Should FPUC’s proposal to modify its Extension of Facilities tariff to provide the Company with the option of requiring a Minimum Volume Commitment from non-residential customers be approved?
Approved Type II Stipulation:
Yes.
Should any portion of the interim increases granted be refunded to the customers?
Recommendation:
No. The proper refund amount should be calculated by using the same data used to establish final rates, excluding rate case expense and other items not in effect during the interim period. This revised revenue requirement for the interim collection period should be compared to the amount of interim revenues granted. Based on this calculation, no refund is required. Further, upon issuance of the final order in this docket, the corporate undertaking should be released. (Hinson)
Position of the Parties
FPUC:
No. The Company’s interim rates, and interim revenue requirement, do not exceed the final rates and revenue requirement that should be approved.
OPC:
Yes, if the Commission approves final rates that are less than the amount allowed to be collected as interim rates or any portion of the interim revenue requirement related to the improper Affiliate Payables Adjustment by the Company – as discussed in Issue 23.
FIPUG:
Adopts the position of OPC.
Staff Analysis:
PARTIES’ ARGUMENTS
FPUC
FPUC stated that the appropriate final revenue requirement for FPUC exceeds that amount of the interim increase approved by Order No. PSC-2022-0308-PCO-GU. (FPUC BR 89) As such, the Company maintained that no refund of the interim increase is appropriate. (FPUC BR 89)
OPC
OPC stated that if the Commission approves final rates that are less than the amount allowed to be collected as interim rates, then the portion of the interim rates over-collected should be refunded to customers. (OPC BR 62) Furthermore, OPC argued that the interim rates revenue requirement was increased by $12,058,569 based on an improper rate base increase of $122,658,297 to eliminate receivables from associated companies, as discussed in Issue 23. (OPC BR 62; TR 43, 205) OPC asserted that this created a revenue requirement greater than the overall consolidated requested interim revenue increase of $7,129,255 and that there should be a refund of interim rates if the Affiliated Payables Adjustment in Issue 23 is reversed. (OPC BR 64; TR 43, 250; EXH 123)

+ + + + + + +

• WHAT TO WORK ON
**a.** Rewrite the paragraph of the rate case excerpt that begins "OPC stated that if the Commission approves" as a short bulleted list that keeps its main facts.
**b.** Carry the rate case excerpt further, beginning after its final sentence.
The material that comes next has no connection to the rate case excerpt.

• GIVEN INFORMATION
+ + + + + + +

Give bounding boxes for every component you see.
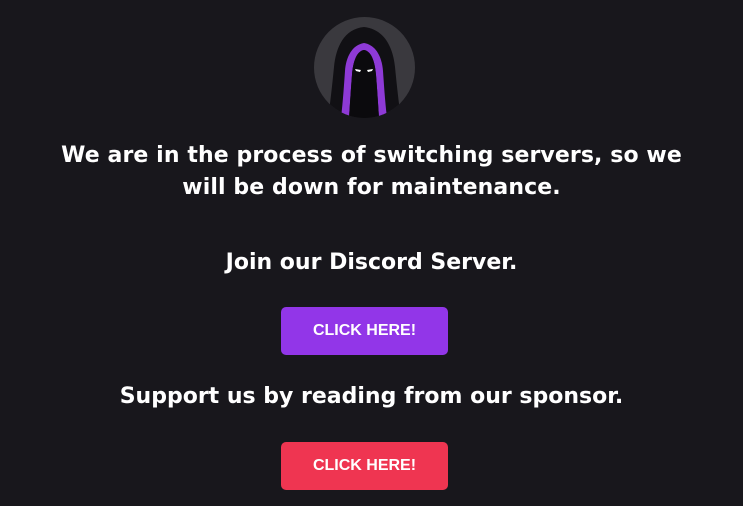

+ + + + + + +

• ANSWERS PROVIDED
**a.**
- If final rates are lower than the amount allowed as interim rates, OPC says the over-collected portion should be refunded to customers.
- OPC argued that the interim revenue requirement was increased by $12,058,569. This rested on an improper rate base increase of $122,658,297 to eliminate receivables from associated companies, as discussed in Issue 23.
- OPC asserted that this produced a revenue requirement greater than the overall consolidated requested interim increase of $7,129,255.
- OPC maintains that interim rates should be refunded if the Affiliated Payables Adjustment in Issue 23 is reversed.

**b.**
FIPUG
FIPUG adopted the position of OPC. (FIPUG BR 1)
ANALYSIS
By Order No. PSC-2022-0308-PCO-GU, issued August 19, 2022, the Commission authorized the collection of interim rates, subject to refund, pursuant to Section 366.071, F.S. The approved interim revenue requirements for FPUC, Chesapeake, Indiantown, and Ft. Meade were $42,307,452, $14,548,672, $129,024, and $189,935, respectively. The interim collection period is September 2022 through March 2023.
According to Section 366.071, F.S., adjustments made in the rate case test period that do not relate to the period interim rates are in effect should be removed. Rate case expense is an example of an adjustment which is recovered only after final rates are established.
In this proceeding, the test period for establishment of
interim rates is the 12-month period ended December 31, 2021. FPUC’s approved
interim rates did not include any provisions for pro forma or projected
operating expenses or plant. The interim increase was designed to allow
recovery of actual interest costs, and the lower limit of the last authorized
range for return on equity.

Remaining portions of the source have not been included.